# BRANO:
..............................

\"In borghese\" per servire Gesù a Kabul
In Afghanistan tre suore della Comunità intercongregazionale "Associazione pro-bambini di Kabul" assistono bambini con handicap mentali. Con l'aiuto e il rispetto dei locali.
Kabul (AsiaNews) - Da un anno e mezzo tre suore cattoliche dedicano la loro vita ai bambini con problemi mentali a Kabul. Le tre religiose, da Pakistan e Polonia, sono il cuore pulsante della Comunità intercongregazionale "Associazione pro-bambini di Kabul", nata in risposta all'appello lanciato da Giovanni Paolo II alla fne del 2001 per salvare i bambini afghani.
"Da religiose cattoliche in Afghanistan racconta ad AsiaNews una di loro, suor Ela - lavoriamo vestite come le donne locali, con il capo coperto, senza l'abito del nostro ordine, ma dentro di noi portiamo sempre Gesù". È una testimonianza silenziosa: "Tutto quello che facciamo, la nostra vita è per Cristo. Ma qui il nostro lavoro è solo umanitario e deve essere così".

..............................

# OBIETTIVO DEL COMPITO:
Come prosegue il brano sulle tre suore a Kabul? Scrivine il seguito, cominciando dopo l'ultima frase. Le voci hanno un'origine diversa da quella del brano.

..............................

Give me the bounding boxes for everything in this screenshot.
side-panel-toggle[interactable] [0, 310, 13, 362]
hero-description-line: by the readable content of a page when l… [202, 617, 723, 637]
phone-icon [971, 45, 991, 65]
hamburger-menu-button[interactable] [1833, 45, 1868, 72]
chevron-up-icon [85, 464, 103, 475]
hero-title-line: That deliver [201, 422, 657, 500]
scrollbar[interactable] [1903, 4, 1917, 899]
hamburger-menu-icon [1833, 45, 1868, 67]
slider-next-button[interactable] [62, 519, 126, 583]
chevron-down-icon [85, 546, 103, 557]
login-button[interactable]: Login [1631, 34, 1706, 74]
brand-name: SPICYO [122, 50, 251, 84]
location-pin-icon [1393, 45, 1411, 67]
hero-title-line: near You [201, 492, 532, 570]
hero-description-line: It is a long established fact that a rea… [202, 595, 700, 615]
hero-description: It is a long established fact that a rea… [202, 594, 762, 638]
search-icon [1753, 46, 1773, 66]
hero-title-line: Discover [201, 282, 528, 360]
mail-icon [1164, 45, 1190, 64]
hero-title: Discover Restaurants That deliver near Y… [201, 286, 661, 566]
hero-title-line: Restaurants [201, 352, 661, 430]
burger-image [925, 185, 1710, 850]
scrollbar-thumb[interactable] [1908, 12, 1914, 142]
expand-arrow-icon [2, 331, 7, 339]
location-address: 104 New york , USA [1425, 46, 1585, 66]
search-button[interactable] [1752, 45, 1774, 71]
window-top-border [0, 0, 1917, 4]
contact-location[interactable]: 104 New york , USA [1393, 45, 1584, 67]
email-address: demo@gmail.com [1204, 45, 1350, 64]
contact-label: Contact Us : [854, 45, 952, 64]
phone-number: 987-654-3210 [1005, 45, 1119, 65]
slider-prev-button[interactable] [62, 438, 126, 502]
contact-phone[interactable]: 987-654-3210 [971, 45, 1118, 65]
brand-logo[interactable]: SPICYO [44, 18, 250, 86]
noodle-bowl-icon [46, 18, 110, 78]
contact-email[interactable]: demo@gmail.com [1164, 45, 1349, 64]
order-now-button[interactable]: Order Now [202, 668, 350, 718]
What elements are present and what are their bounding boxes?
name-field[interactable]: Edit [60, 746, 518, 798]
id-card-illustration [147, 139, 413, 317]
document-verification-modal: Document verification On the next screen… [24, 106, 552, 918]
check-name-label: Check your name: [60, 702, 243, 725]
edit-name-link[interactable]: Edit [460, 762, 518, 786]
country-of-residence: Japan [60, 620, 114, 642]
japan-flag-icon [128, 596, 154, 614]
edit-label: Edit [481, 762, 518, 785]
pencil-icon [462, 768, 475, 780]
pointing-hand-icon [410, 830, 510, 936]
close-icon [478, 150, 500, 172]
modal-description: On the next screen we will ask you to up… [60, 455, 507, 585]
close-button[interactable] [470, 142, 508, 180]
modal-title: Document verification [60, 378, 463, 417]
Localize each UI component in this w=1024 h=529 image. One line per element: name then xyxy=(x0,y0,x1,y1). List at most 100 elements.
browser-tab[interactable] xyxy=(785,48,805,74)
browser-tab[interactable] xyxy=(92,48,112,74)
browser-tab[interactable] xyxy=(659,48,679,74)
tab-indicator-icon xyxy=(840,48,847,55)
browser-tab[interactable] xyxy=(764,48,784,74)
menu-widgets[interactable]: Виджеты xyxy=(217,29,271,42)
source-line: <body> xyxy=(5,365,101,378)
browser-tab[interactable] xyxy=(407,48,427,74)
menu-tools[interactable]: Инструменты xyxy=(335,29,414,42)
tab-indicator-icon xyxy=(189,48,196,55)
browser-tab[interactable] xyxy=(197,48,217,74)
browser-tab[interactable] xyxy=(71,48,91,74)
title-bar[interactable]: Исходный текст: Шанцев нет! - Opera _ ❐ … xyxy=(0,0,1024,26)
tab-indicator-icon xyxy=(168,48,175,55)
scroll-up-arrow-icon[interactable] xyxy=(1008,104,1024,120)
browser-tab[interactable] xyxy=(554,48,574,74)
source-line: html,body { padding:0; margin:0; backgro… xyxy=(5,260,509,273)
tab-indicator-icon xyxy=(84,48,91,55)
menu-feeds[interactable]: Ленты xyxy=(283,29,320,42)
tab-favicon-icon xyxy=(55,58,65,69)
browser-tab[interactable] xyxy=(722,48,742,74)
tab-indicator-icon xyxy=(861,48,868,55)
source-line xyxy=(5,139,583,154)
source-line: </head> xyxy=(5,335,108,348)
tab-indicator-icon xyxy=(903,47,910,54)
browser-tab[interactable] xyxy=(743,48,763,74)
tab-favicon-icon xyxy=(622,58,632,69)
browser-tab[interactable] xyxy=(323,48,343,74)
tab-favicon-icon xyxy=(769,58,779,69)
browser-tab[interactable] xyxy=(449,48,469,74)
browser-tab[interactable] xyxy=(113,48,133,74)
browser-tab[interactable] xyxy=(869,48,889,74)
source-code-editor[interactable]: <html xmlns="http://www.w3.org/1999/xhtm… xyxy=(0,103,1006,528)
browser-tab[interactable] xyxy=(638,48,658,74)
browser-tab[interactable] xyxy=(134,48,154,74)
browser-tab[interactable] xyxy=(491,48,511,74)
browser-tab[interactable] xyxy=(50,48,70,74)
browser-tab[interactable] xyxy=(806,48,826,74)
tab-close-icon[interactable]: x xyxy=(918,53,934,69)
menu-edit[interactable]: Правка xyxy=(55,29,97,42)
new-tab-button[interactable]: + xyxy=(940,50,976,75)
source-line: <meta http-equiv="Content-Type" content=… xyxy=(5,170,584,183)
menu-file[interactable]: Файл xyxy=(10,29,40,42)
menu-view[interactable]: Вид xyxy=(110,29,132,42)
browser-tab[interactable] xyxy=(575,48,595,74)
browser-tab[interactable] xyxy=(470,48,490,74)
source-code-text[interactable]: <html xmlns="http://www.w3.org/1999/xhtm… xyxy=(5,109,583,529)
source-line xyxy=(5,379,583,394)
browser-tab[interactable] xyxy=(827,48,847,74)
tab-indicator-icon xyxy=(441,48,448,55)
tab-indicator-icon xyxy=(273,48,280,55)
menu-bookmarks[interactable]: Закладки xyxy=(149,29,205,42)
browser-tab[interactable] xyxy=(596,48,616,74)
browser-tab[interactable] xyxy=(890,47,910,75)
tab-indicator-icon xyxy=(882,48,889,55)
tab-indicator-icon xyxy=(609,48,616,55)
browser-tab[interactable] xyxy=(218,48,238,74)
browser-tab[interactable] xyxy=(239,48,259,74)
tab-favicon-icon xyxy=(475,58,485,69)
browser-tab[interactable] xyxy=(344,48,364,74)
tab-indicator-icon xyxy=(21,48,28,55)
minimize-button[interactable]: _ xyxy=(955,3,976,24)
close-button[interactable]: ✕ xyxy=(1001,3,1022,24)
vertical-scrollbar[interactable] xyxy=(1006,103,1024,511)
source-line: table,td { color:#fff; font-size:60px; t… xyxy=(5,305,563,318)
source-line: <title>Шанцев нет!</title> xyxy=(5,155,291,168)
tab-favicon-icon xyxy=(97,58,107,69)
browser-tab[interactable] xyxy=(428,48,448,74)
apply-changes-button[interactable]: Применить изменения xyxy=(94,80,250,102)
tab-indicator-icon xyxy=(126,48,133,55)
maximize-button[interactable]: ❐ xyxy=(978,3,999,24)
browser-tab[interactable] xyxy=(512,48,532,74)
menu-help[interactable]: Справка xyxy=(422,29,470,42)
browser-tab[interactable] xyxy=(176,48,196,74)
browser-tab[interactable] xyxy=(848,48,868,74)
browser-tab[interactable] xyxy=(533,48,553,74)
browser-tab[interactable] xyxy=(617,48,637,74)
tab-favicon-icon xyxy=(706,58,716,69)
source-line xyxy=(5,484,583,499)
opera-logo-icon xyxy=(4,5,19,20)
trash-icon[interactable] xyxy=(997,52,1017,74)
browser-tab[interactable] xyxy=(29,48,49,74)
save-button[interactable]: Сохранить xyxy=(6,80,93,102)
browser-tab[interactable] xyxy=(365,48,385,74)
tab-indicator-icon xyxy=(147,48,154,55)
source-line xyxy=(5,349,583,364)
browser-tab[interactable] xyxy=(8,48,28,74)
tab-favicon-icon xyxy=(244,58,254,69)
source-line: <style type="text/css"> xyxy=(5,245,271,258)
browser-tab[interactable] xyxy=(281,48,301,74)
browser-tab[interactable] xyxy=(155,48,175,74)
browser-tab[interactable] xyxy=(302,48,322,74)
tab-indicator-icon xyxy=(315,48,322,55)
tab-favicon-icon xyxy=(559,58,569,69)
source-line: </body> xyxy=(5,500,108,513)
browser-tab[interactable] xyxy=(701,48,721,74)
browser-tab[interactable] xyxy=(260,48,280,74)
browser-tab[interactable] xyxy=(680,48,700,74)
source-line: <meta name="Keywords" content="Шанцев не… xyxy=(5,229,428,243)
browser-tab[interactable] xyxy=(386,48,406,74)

..............................

# RISPOSTA AL PROBLEMA:
Suor Ela, polacca dell'Ordine delle Francescane di Maria, insieme a suor Janila e Erasia delle Missionarie domenicane di Santa Caterina, aspettano sulla porta tutte le mattine i loro bambini.
"Siamo come una scuola - continua la religiosa i genitori portano i figli da noi verso le 7 e iniziamo le nostre attività". Sono sette in tutto questi particolari studenti: bambini e bambine tra i 6 e i 10 anni, la maggior parte celebrolesi. "Ognuno soffre di un problema differente spiega così dopo qualche gioco cominciamo con l'assistenza vera e propria: chi è più avanti impara a scrivere, non in senso scolastico, ma almeno qualche lettera, ad altri insegniamo a lavarsi ad andare al bagno e mangiare da soli, alcuni necessitano invece di sedute di fisioterapia per apprendere movimenti basilari".
Alle due del pomeriggio arrivano i genitori e i piccoli tornano a casa. "Il nostro lavoro è anche stare vicino alle famiglie dei bambini malati - aggiunge suor Ela - che non sanno come comportarsi con i problemi dei figli". La famiglia è un'istituzione forte in Afghanistan e "nonostante la povertà i bambini non vengono mai abbandonati, è difficile vederli per strada e se lo fanno è solo per chiedere elemosina e aiutare le loro sorelle e fratelli".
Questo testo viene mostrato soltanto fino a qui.